• [SUPPLIED RECORDS]:
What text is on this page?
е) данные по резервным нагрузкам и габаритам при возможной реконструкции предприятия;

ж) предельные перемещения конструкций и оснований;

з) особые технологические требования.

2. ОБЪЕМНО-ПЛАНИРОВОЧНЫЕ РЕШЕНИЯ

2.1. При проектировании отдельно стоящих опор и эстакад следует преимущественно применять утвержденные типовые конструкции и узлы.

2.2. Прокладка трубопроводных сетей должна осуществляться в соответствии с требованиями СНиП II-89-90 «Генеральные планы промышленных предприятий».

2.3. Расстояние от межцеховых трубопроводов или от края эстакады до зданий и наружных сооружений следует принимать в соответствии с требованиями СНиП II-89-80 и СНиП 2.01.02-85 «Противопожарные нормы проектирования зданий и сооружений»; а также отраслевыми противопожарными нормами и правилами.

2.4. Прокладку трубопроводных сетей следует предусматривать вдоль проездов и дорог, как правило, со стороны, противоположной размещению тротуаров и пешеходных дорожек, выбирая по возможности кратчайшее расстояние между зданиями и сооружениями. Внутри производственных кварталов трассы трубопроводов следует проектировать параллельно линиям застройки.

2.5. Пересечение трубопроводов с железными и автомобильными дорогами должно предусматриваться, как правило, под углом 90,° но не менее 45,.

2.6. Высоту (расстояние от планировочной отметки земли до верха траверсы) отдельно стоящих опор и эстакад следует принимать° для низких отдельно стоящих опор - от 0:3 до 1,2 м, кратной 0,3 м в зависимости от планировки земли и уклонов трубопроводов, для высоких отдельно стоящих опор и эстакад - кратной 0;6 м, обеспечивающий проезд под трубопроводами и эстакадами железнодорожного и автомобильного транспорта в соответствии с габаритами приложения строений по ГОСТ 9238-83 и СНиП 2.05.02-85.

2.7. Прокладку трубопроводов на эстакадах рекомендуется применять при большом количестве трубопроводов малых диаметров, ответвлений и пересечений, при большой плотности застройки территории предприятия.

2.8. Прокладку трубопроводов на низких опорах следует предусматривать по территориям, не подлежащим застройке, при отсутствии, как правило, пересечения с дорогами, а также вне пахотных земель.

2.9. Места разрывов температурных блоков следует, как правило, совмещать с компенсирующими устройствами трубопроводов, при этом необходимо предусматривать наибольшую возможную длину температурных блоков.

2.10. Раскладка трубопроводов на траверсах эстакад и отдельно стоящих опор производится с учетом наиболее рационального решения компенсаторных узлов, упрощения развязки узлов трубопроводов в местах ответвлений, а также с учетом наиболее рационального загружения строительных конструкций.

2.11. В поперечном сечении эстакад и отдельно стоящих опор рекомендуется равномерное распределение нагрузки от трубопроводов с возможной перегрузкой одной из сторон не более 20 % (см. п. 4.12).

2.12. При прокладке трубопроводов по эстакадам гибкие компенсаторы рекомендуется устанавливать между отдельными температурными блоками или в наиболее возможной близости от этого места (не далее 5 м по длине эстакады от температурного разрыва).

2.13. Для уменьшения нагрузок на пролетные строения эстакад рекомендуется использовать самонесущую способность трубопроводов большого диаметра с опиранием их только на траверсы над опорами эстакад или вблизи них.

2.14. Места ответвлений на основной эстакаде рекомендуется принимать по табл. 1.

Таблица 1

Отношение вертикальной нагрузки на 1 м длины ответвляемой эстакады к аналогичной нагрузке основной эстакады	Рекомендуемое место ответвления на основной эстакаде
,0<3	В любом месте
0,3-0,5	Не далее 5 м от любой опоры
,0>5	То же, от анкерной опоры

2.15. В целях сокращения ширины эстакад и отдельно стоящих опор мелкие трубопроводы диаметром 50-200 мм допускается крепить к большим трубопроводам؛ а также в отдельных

• [TASK OBJECTIVE]: The records above must be repeated exactly, every one of them.

• [ANSWER TO THIS PROBLEM]:
What text is on this page?
е) данные по резервным нагрузкам и габаритам при возможной реконструкции предприятия;

ж) предельные перемещения конструкций и оснований;

з) особые технологические требования.

2. ОБЪЕМНО-ПЛАНИРОВОЧНЫЕ РЕШЕНИЯ

2.1. При проектировании отдельно стоящих опор и эстакад следует преимущественно применять утвержденные типовые конструкции и узлы.

2.2. Прокладка трубопроводных сетей должна осуществляться в соответствии с требованиями СНиП II-89-90 «Генеральные планы промышленных предприятий».

2.3. Расстояние от межцеховых трубопроводов или от края эстакады до зданий и наружных сооружений следует принимать в соответствии с требованиями СНиП II-89-80 и СНиП 2.01.02-85 «Противопожарные нормы проектирования зданий и сооружений»; а также отраслевыми противопожарными нормами и правилами.

2.4. Прокладку трубопроводных сетей следует предусматривать вдоль проездов и дорог, как правило, со стороны, противоположной размещению тротуаров и пешеходных дорожек, выбирая по возможности кратчайшее расстояние между зданиями и сооружениями. Внутри производственных кварталов трассы трубопроводов следует проектировать параллельно линиям застройки.

2.5. Пересечение трубопроводов с железными и автомобильными дорогами должно предусматриваться, как правило, под углом 90,° но не менее 45,.

2.6. Высоту (расстояние от планировочной отметки земли до верха траверсы) отдельно стоящих опор и эстакад следует принимать° для низких отдельно стоящих опор - от 0:3 до 1,2 м, кратной 0,3 м в зависимости от планировки земли и уклонов трубопроводов, для высоких отдельно стоящих опор и эстакад - кратной 0;6 м, обеспечивающий проезд под трубопроводами и эстакадами железнодорожного и автомобильного транспорта в соответствии с габаритами приложения строений по ГОСТ 9238-83 и СНиП 2.05.02-85.

2.7. Прокладку трубопроводов на эстакадах рекомендуется применять при большом количестве трубопроводов малых диаметров, ответвлений и пересечений, при большой плотности застройки территории предприятия.

2.8. Прокладку трубопроводов на низких опорах следует предусматривать по территориям, не подлежащим застройке, при отсутствии, как правило, пересечения с дорогами, а также вне пахотных земель.

2.9. Места разрывов температурных блоков следует, как правило, совмещать с компенсирующими устройствами трубопроводов, при этом необходимо предусматривать наибольшую возможную длину температурных блоков.

2.10. Раскладка трубопроводов на траверсах эстакад и отдельно стоящих опор производится с учетом наиболее рационального решения компенсаторных узлов, упрощения развязки узлов трубопроводов в местах ответвлений, а также с учетом наиболее рационального загружения строительных конструкций.

2.11. В поперечном сечении эстакад и отдельно стоящих опор рекомендуется равномерное распределение нагрузки от трубопроводов с возможной перегрузкой одной из сторон не более 20 % (см. п. 4.12).

2.12. При прокладке трубопроводов по эстакадам гибкие компенсаторы рекомендуется устанавливать между отдельными температурными блоками или в наиболее возможной близости от этого места (не далее 5 м по длине эстакады от температурного разрыва).

2.13. Для уменьшения нагрузок на пролетные строения эстакад рекомендуется использовать самонесущую способность трубопроводов большого диаметра с опиранием их только на траверсы над опорами эстакад или вблизи них.

2.14. Места ответвлений на основной эстакаде рекомендуется принимать по табл. 1.

Таблица 1

Отношение вертикальной нагрузки на 1 м длины ответвляемой эстакады к аналогичной нагрузке основной эстакады	Рекомендуемое место ответвления на основной эстакаде
,0<3	В любом месте
0,3-0,5	Не далее 5 м от любой опоры
,0>5	То же, от анкерной опоры

2.15. В целях сокращения ширины эстакад и отдельно стоящих опор мелкие трубопроводы диаметром 50-200 мм допускается крепить к большим трубопроводам؛ а также в отдельных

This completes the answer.